## begin
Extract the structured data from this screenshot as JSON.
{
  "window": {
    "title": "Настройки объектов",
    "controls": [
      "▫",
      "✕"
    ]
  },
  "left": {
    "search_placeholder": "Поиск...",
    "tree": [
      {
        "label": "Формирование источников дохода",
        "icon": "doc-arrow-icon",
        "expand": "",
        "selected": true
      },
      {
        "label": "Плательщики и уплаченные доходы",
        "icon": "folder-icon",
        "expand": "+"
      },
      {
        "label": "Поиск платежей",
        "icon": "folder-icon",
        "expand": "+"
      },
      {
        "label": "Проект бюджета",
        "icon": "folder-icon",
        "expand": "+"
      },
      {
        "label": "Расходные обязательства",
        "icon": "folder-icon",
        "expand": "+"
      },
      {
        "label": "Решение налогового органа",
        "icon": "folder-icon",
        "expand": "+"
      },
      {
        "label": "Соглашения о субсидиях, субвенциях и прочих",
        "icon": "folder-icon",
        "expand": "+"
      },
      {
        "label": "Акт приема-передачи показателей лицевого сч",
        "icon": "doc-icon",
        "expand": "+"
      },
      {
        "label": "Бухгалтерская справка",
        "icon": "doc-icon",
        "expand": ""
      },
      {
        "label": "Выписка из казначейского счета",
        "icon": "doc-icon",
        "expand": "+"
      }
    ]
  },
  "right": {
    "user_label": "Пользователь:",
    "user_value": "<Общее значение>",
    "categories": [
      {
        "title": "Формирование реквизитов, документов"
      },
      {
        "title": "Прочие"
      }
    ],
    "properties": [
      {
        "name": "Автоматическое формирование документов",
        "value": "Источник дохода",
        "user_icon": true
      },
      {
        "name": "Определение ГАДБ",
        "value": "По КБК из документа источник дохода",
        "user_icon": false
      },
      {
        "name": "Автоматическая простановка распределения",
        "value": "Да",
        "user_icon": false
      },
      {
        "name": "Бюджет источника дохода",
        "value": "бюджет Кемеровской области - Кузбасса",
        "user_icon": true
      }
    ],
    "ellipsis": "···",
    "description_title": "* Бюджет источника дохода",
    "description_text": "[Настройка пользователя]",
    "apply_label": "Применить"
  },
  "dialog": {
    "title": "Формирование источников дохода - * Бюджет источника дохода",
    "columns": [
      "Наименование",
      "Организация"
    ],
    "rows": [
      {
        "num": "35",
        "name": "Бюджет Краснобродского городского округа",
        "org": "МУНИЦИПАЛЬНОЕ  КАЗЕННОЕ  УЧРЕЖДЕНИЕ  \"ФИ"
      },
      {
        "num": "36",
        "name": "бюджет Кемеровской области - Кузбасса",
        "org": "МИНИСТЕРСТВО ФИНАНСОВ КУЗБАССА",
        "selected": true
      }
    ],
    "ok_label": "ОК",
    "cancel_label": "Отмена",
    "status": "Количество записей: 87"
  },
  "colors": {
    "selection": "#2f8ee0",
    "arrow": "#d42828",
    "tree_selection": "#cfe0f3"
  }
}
## end
All of the entries above should be written out again exactly.

> _Complete answer_:
Extract the structured data from this screenshot as JSON.
{
  "window": {
    "title": "Настройки объектов",
    "controls": [
      "▫",
      "✕"
    ]
  },
  "left": {
    "search_placeholder": "Поиск...",
    "tree": [
      {
        "label": "Формирование источников дохода",
        "icon": "doc-arrow-icon",
        "expand": "",
        "selected": true
      },
      {
        "label": "Плательщики и уплаченные доходы",
        "icon": "folder-icon",
        "expand": "+"
      },
      {
        "label": "Поиск платежей",
        "icon": "folder-icon",
        "expand": "+"
      },
      {
        "label": "Проект бюджета",
        "icon": "folder-icon",
        "expand": "+"
      },
      {
        "label": "Расходные обязательства",
        "icon": "folder-icon",
        "expand": "+"
      },
      {
        "label": "Решение налогового органа",
        "icon": "folder-icon",
        "expand": "+"
      },
      {
        "label": "Соглашения о субсидиях, субвенциях и прочих",
        "icon": "folder-icon",
        "expand": "+"
      },
      {
        "label": "Акт приема-передачи показателей лицевого сч",
        "icon": "doc-icon",
        "expand": "+"
      },
      {
        "label": "Бухгалтерская справка",
        "icon": "doc-icon",
        "expand": ""
      },
      {
        "label": "Выписка из казначейского счета",
        "icon": "doc-icon",
        "expand": "+"
      }
    ]
  },
  "right": {
    "user_label": "Пользователь:",
    "user_value": "<Общее значение>",
    "categories": [
      {
        "title": "Формирование реквизитов, документов"
      },
      {
        "title": "Прочие"
      }
    ],
    "properties": [
      {
        "name": "Автоматическое формирование документов",
        "value": "Источник дохода",
        "user_icon": true
      },
      {
        "name": "Определение ГАДБ",
        "value": "По КБК из документа источник дохода",
        "user_icon": false
      },
      {
        "name": "Автоматическая простановка распределения",
        "value": "Да",
        "user_icon": false
      },
      {
        "name": "Бюджет источника дохода",
        "value": "бюджет Кемеровской области - Кузбасса",
        "user_icon": true
      }
    ],
    "ellipsis": "···",
    "description_title": "* Бюджет источника дохода",
    "description_text": "[Настройка пользователя]",
    "apply_label": "Применить"
  },
  "dialog": {
    "title": "Формирование источников дохода - * Бюджет источника дохода",
    "columns": [
      "Наименование",
      "Организация"
    ],
    "rows": [
      {
        "num": "35",
        "name": "Бюджет Краснобродского городского округа",
        "org": "МУНИЦИПАЛЬНОЕ  КАЗЕННОЕ  УЧРЕЖДЕНИЕ  \"ФИ"
      },
      {
        "num": "36",
        "name": "бюджет Кемеровской области - Кузбасса",
        "org": "МИНИСТЕРСТВО ФИНАНСОВ КУЗБАССА",
        "selected": true
      }
    ],
    "ok_label": "ОК",
    "cancel_label": "Отмена",
    "status": "Количество записей: 87"
  },
  "colors": {
    "selection": "#2f8ee0",
    "arrow": "#d42828",
    "tree_selection": "#cfe0f3"
  }
}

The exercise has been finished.